● **Records shown**
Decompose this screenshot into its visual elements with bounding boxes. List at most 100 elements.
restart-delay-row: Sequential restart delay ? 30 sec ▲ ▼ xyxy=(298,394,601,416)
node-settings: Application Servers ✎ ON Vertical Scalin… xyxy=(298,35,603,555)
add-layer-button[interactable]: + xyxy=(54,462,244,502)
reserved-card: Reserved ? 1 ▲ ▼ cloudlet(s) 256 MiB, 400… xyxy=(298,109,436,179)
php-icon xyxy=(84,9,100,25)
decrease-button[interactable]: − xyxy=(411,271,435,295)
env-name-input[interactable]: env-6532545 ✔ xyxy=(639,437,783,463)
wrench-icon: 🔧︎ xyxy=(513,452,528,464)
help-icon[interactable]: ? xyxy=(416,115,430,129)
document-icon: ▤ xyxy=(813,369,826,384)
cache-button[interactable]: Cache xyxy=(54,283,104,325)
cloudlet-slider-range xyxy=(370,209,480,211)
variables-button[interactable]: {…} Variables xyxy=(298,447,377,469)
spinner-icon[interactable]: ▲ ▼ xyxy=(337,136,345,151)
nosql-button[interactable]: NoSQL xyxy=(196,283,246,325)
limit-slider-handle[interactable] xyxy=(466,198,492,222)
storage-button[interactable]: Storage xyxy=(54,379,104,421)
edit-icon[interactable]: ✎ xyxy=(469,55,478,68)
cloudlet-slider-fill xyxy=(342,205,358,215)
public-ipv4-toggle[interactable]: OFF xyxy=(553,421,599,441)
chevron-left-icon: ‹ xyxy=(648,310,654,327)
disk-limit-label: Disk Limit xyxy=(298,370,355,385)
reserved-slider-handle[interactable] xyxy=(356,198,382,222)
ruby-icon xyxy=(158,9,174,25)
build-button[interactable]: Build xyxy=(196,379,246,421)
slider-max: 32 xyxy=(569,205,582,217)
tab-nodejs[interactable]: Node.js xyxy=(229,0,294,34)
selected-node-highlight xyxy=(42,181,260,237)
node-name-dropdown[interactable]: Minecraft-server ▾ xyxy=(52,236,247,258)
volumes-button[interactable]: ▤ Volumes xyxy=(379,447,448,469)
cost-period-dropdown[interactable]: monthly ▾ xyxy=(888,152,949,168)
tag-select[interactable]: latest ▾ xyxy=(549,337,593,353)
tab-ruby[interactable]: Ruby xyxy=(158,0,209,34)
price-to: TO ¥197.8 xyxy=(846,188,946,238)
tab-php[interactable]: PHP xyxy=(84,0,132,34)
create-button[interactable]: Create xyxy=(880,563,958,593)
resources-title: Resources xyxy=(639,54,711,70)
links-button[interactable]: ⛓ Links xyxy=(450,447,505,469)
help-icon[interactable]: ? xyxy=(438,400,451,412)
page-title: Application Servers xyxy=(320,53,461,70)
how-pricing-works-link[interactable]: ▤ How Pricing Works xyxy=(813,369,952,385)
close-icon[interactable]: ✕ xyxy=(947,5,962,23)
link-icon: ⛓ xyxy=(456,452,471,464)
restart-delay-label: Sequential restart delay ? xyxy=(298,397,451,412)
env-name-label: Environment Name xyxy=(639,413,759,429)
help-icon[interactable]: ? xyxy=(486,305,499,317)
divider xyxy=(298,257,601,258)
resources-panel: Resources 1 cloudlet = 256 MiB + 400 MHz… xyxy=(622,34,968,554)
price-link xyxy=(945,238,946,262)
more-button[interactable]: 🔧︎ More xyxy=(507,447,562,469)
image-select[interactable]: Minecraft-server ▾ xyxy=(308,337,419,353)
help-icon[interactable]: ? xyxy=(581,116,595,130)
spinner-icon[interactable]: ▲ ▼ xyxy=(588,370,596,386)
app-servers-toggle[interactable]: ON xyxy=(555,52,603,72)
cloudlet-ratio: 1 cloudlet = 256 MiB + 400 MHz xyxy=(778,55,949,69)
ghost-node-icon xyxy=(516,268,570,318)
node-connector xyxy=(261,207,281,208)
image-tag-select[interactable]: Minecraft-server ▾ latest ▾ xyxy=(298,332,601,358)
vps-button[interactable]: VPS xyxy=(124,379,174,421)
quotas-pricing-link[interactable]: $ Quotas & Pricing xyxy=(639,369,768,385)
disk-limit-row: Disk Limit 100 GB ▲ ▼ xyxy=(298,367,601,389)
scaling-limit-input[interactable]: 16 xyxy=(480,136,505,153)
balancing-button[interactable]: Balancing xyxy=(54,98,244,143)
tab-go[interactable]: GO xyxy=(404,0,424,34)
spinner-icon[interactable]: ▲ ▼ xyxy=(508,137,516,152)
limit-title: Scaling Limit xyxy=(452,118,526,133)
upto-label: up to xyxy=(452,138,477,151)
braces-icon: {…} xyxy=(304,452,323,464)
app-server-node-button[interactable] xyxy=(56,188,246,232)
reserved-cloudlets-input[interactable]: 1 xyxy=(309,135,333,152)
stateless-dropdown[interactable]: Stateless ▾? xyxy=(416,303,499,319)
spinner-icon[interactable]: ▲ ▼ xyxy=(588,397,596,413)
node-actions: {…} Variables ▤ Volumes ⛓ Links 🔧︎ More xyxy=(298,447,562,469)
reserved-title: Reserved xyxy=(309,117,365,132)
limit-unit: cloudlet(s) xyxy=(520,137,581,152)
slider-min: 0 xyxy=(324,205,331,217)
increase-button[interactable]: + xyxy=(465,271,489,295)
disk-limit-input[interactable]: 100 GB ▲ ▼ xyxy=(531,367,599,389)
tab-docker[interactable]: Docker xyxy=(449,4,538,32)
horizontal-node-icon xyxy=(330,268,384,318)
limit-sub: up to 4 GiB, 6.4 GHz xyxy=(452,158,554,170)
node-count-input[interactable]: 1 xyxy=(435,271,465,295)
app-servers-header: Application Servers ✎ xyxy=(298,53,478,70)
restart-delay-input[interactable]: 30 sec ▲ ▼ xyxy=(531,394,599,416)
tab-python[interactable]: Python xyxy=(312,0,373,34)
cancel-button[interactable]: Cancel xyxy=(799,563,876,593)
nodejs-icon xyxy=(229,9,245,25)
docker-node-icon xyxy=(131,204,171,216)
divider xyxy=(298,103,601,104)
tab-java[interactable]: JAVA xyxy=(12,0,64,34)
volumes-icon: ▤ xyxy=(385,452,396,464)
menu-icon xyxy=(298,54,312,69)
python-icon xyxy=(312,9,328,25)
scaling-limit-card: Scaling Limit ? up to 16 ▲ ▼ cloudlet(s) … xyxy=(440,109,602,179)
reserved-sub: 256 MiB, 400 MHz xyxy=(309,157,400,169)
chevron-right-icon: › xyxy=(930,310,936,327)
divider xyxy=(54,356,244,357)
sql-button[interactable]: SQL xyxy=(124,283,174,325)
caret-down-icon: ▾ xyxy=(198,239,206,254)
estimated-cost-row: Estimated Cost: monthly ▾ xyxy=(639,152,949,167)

● **What to produce**
Rewrite the lines of the material above as a numbered list, omitting any blank lines.

● **Problem solution**
1. Decompose this screenshot into its visual elements with bounding boxes. List at most 100 elements.
2. restart-delay-row: Sequential restart delay ? 30 sec ▲ ▼ xyxy=(298,394,601,416)
3. node-settings: Application Servers ✎ ON Vertical Scalin… xyxy=(298,35,603,555)
4. add-layer-button[interactable]: + xyxy=(54,462,244,502)
5. reserved-card: Reserved ? 1 ▲ ▼ cloudlet(s) 256 MiB, 400… xyxy=(298,109,436,179)
6. php-icon xyxy=(84,9,100,25)
7. decrease-button[interactable]: − xyxy=(411,271,435,295)
8. env-name-input[interactable]: env-6532545 ✔ xyxy=(639,437,783,463)
9. wrench-icon: 🔧︎ xyxy=(513,452,528,464)
10. help-icon[interactable]: ? xyxy=(416,115,430,129)
11. document-icon: ▤ xyxy=(813,369,826,384)
12. cache-button[interactable]: Cache xyxy=(54,283,104,325)
13. cloudlet-slider-range xyxy=(370,209,480,211)
14. variables-button[interactable]: {…} Variables xyxy=(298,447,377,469)
15. spinner-icon[interactable]: ▲ ▼ xyxy=(337,136,345,151)
16. nosql-button[interactable]: NoSQL xyxy=(196,283,246,325)
17. limit-slider-handle[interactable] xyxy=(466,198,492,222)
18. storage-button[interactable]: Storage xyxy=(54,379,104,421)
19. edit-icon[interactable]: ✎ xyxy=(469,55,478,68)
20. cloudlet-slider-fill xyxy=(342,205,358,215)
21. public-ipv4-toggle[interactable]: OFF xyxy=(553,421,599,441)
22. chevron-left-icon: ‹ xyxy=(648,310,654,327)
23. disk-limit-label: Disk Limit xyxy=(298,370,355,385)
24. reserved-slider-handle[interactable] xyxy=(356,198,382,222)
25. ruby-icon xyxy=(158,9,174,25)
26. build-button[interactable]: Build xyxy=(196,379,246,421)
27. slider-max: 32 xyxy=(569,205,582,217)
28. tab-nodejs[interactable]: Node.js xyxy=(229,0,294,34)
29. selected-node-highlight xyxy=(42,181,260,237)
30. node-name-dropdown[interactable]: Minecraft-server ▾ xyxy=(52,236,247,258)
31. volumes-button[interactable]: ▤ Volumes xyxy=(379,447,448,469)
32. cost-period-dropdown[interactable]: monthly ▾ xyxy=(888,152,949,168)
33. tag-select[interactable]: latest ▾ xyxy=(549,337,593,353)
34. tab-ruby[interactable]: Ruby xyxy=(158,0,209,34)
35. price-to: TO ¥197.8 xyxy=(846,188,946,238)
36. tab-php[interactable]: PHP xyxy=(84,0,132,34)
37. create-button[interactable]: Create xyxy=(880,563,958,593)
38. resources-title: Resources xyxy=(639,54,711,70)
39. links-button[interactable]: ⛓ Links xyxy=(450,447,505,469)
40. help-icon[interactable]: ? xyxy=(438,400,451,412)
41. page-title: Application Servers xyxy=(320,53,461,70)
42. how-pricing-works-link[interactable]: ▤ How Pricing Works xyxy=(813,369,952,385)
43. close-icon[interactable]: ✕ xyxy=(947,5,962,23)
44. link-icon: ⛓ xyxy=(456,452,471,464)
45. restart-delay-label: Sequential restart delay ? xyxy=(298,397,451,412)
46. env-name-label: Environment Name xyxy=(639,413,759,429)
47. help-icon[interactable]: ? xyxy=(486,305,499,317)
48. divider xyxy=(298,257,601,258)
49. resources-panel: Resources 1 cloudlet = 256 MiB + 400 MHz… xyxy=(622,34,968,554)
50. price-link xyxy=(945,238,946,262)
51. more-button[interactable]: 🔧︎ More xyxy=(507,447,562,469)
52. image-select[interactable]: Minecraft-server ▾ xyxy=(308,337,419,353)
53. help-icon[interactable]: ? xyxy=(581,116,595,130)
54. spinner-icon[interactable]: ▲ ▼ xyxy=(588,370,596,386)
55. app-servers-toggle[interactable]: ON xyxy=(555,52,603,72)
56. cloudlet-ratio: 1 cloudlet = 256 MiB + 400 MHz xyxy=(778,55,949,69)
57. ghost-node-icon xyxy=(516,268,570,318)
58. node-connector xyxy=(261,207,281,208)
59. image-tag-select[interactable]: Minecraft-server ▾ latest ▾ xyxy=(298,332,601,358)
60. vps-button[interactable]: VPS xyxy=(124,379,174,421)
61. quotas-pricing-link[interactable]: $ Quotas & Pricing xyxy=(639,369,768,385)
62. disk-limit-row: Disk Limit 100 GB ▲ ▼ xyxy=(298,367,601,389)
63. scaling-limit-input[interactable]: 16 xyxy=(480,136,505,153)
64. balancing-button[interactable]: Balancing xyxy=(54,98,244,143)
65. tab-go[interactable]: GO xyxy=(404,0,424,34)
66. spinner-icon[interactable]: ▲ ▼ xyxy=(508,137,516,152)
67. limit-title: Scaling Limit xyxy=(452,118,526,133)
68. upto-label: up to xyxy=(452,138,477,151)
69. braces-icon: {…} xyxy=(304,452,323,464)
70. app-server-node-button[interactable] xyxy=(56,188,246,232)
71. reserved-cloudlets-input[interactable]: 1 xyxy=(309,135,333,152)
72. stateless-dropdown[interactable]: Stateless ▾? xyxy=(416,303,499,319)
73. spinner-icon[interactable]: ▲ ▼ xyxy=(588,397,596,413)
74. node-actions: {…} Variables ▤ Volumes ⛓ Links 🔧︎ More xyxy=(298,447,562,469)
75. reserved-title: Reserved xyxy=(309,117,365,132)
76. limit-unit: cloudlet(s) xyxy=(520,137,581,152)
77. slider-min: 0 xyxy=(324,205,331,217)
78. increase-button[interactable]: + xyxy=(465,271,489,295)
79. disk-limit-input[interactable]: 100 GB ▲ ▼ xyxy=(531,367,599,389)
80. tab-docker[interactable]: Docker xyxy=(449,4,538,32)
81. horizontal-node-icon xyxy=(330,268,384,318)
82. limit-sub: up to 4 GiB, 6.4 GHz xyxy=(452,158,554,170)
83. node-count-input[interactable]: 1 xyxy=(435,271,465,295)
84. app-servers-header: Application Servers ✎ xyxy=(298,53,478,70)
85. restart-delay-input[interactable]: 30 sec ▲ ▼ xyxy=(531,394,599,416)
86. tab-python[interactable]: Python xyxy=(312,0,373,34)
87. cancel-button[interactable]: Cancel xyxy=(799,563,876,593)
88. nodejs-icon xyxy=(229,9,245,25)
89. docker-node-icon xyxy=(131,204,171,216)
90. divider xyxy=(298,103,601,104)
91. tab-java[interactable]: JAVA xyxy=(12,0,64,34)
92. volumes-icon: ▤ xyxy=(385,452,396,464)
93. menu-icon xyxy=(298,54,312,69)
94. python-icon xyxy=(312,9,328,25)
95. scaling-limit-card: Scaling Limit ? up to 16 ▲ ▼ cloudlet(s) … xyxy=(440,109,602,179)
96. reserved-sub: 256 MiB, 400 MHz xyxy=(309,157,400,169)
97. chevron-right-icon: › xyxy=(930,310,936,327)
98. divider xyxy=(54,356,244,357)
99. sql-button[interactable]: SQL xyxy=(124,283,174,325)
100. caret-down-icon: ▾ xyxy=(198,239,206,254)
101. estimated-cost-row: Estimated Cost: monthly ▾ xyxy=(639,152,949,167)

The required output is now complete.